### What you should do
Copy out every line in which the string "Priorität" occurs.
********
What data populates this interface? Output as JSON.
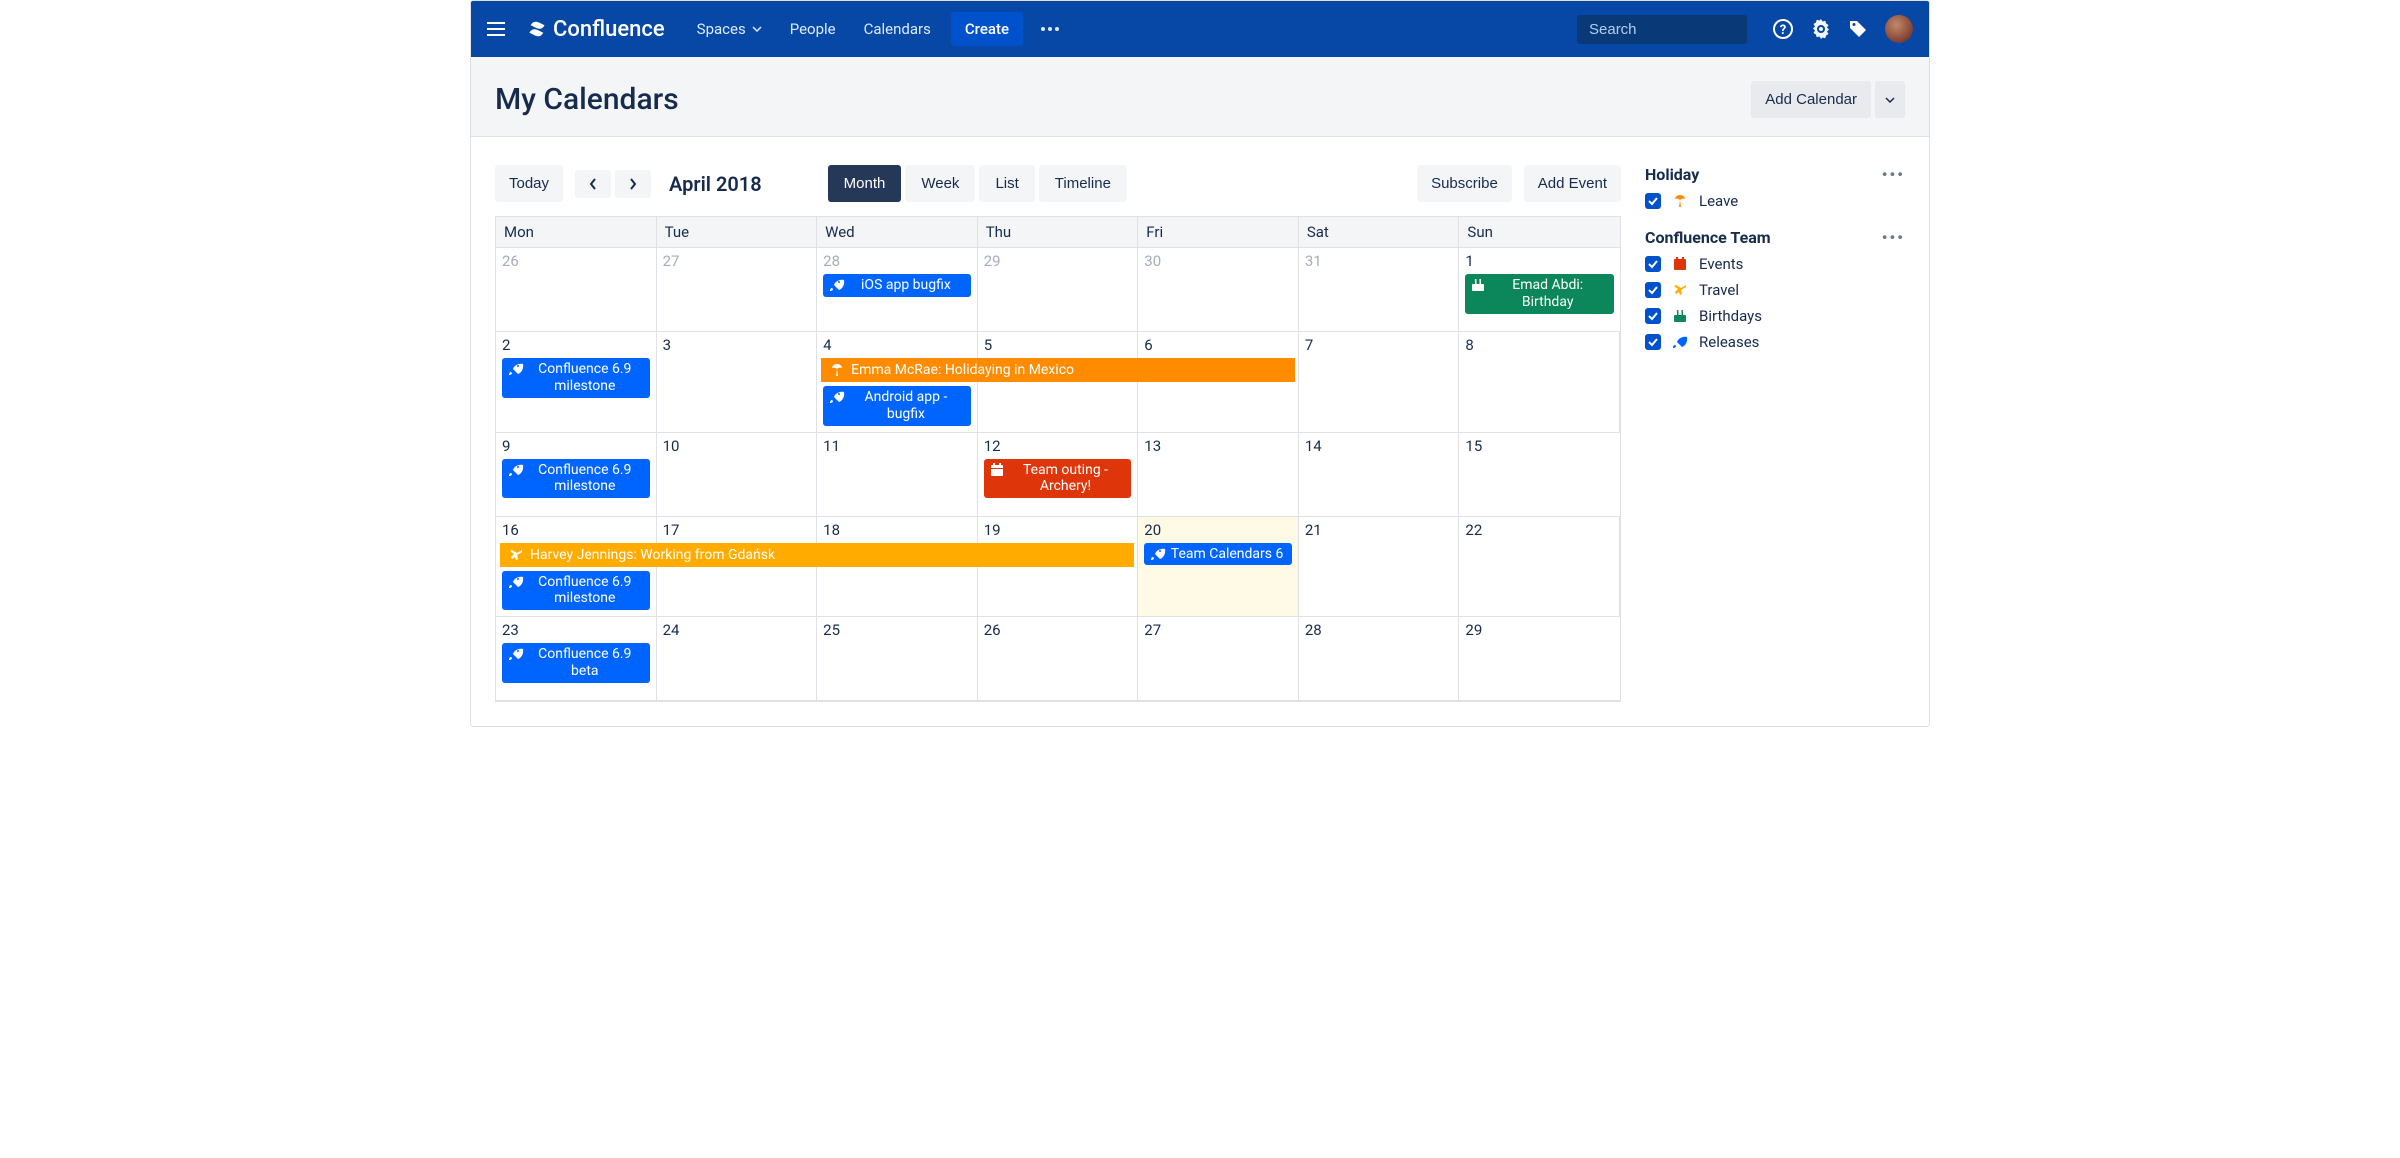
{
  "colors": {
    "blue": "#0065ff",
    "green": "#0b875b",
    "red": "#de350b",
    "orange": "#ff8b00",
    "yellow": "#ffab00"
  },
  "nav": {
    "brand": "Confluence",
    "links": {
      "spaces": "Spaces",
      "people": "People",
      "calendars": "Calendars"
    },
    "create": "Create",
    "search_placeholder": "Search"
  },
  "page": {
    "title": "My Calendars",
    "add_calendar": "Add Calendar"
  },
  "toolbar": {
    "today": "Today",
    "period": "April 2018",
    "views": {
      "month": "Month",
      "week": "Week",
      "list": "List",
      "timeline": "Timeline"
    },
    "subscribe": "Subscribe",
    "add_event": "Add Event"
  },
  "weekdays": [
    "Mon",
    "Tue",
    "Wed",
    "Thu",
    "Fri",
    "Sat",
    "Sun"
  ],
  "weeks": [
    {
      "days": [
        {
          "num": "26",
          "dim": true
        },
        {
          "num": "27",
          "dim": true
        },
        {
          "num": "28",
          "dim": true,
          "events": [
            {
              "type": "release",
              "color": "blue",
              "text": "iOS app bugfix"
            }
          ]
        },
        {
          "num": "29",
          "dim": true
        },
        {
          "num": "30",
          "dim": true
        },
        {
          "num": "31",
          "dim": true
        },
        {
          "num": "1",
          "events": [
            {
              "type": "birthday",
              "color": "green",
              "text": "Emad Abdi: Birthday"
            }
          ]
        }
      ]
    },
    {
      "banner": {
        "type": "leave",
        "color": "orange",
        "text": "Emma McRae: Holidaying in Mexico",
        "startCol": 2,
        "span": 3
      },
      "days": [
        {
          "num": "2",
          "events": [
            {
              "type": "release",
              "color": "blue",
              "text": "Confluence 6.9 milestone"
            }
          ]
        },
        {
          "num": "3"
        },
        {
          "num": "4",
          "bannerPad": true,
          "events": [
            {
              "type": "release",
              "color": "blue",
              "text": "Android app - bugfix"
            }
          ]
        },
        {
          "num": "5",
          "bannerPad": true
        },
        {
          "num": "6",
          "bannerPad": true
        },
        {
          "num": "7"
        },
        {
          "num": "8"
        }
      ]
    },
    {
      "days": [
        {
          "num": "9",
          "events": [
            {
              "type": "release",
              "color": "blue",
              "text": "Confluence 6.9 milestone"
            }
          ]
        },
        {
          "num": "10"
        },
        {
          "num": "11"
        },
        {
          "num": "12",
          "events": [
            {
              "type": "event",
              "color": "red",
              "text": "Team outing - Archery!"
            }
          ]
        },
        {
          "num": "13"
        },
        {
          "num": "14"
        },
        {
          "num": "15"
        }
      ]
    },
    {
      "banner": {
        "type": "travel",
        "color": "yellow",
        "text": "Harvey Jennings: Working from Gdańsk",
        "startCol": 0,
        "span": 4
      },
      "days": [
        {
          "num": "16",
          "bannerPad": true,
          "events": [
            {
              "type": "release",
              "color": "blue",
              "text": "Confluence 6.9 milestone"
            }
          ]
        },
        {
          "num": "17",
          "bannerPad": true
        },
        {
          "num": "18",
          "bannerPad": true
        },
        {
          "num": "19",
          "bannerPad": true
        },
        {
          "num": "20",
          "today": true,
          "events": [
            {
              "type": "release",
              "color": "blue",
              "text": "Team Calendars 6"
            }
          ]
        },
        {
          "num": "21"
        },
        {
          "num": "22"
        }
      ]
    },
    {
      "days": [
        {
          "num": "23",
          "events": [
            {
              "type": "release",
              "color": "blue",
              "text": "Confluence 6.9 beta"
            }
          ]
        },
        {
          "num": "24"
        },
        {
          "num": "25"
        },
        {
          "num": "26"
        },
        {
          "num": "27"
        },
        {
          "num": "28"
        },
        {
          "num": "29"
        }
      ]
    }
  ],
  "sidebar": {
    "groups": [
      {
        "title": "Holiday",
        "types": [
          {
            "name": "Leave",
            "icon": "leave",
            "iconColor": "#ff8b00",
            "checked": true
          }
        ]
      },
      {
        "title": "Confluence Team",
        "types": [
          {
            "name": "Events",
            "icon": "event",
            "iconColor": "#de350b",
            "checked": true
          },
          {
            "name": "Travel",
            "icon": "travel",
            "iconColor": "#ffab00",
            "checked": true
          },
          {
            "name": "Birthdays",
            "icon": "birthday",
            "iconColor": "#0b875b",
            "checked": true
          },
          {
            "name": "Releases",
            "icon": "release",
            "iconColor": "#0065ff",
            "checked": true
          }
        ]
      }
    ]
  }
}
********
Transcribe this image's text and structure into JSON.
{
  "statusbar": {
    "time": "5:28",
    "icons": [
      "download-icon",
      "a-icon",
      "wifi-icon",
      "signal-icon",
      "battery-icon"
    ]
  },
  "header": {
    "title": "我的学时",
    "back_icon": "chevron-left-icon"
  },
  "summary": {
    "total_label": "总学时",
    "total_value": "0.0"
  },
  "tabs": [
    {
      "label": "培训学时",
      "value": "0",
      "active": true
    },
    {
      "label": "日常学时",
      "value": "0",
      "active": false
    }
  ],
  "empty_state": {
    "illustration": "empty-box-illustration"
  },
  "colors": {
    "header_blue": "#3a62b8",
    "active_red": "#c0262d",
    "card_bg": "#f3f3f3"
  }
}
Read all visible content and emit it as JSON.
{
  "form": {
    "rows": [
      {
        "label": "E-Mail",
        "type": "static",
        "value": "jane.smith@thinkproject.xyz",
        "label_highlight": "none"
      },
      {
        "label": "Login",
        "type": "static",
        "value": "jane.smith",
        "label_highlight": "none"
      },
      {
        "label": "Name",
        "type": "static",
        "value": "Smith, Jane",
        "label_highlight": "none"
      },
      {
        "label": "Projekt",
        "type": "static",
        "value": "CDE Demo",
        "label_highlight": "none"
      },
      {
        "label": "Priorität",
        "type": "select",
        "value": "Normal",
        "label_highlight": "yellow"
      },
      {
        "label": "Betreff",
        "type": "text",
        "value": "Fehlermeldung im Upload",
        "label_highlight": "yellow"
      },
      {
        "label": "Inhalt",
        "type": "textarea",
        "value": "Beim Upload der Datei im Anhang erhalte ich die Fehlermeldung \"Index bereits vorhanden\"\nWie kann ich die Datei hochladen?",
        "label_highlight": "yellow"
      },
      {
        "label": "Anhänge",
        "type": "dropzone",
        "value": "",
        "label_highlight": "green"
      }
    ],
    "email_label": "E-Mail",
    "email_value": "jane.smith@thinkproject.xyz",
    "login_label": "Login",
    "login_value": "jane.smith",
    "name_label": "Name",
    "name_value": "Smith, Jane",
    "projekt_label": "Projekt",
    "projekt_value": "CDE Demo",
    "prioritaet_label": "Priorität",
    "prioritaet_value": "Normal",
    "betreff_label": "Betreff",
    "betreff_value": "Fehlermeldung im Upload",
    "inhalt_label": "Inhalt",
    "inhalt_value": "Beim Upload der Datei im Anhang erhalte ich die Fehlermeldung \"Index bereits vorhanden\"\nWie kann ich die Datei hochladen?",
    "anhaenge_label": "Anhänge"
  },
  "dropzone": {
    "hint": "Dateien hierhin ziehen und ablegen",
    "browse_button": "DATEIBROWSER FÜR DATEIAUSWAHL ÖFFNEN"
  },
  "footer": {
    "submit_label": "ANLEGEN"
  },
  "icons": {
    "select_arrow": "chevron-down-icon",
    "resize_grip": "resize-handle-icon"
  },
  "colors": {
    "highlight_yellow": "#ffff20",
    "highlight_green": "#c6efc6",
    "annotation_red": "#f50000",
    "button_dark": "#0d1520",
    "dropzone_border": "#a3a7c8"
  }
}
********
### Full answer
        "label": "Priorität",
    "prioritaet_label": "Priorität",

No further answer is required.